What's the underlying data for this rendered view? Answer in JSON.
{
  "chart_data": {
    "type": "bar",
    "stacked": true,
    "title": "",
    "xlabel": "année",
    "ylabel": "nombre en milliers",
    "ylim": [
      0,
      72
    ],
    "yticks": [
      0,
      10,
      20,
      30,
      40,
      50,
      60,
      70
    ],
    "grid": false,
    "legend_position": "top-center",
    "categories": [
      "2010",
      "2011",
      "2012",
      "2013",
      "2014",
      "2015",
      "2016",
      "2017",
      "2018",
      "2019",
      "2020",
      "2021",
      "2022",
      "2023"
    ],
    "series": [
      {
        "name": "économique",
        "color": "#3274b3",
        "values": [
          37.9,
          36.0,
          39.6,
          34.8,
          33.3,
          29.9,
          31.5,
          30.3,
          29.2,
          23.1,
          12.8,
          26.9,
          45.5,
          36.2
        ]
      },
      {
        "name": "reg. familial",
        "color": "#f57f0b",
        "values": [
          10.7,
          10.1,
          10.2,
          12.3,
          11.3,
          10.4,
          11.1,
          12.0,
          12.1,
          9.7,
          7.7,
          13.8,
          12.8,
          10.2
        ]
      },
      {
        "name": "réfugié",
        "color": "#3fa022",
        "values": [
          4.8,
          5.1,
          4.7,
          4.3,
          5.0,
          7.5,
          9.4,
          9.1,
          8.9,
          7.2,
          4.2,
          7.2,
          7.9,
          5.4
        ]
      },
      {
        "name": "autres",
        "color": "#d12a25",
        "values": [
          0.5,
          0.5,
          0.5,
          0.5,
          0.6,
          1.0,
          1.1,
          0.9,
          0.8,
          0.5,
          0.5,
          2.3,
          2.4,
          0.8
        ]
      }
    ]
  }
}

_ _ _

▶ [Set exercise]:
Lines in the records that hold the word "color" are to be counted; give only the total.

▶ [Task response]:
4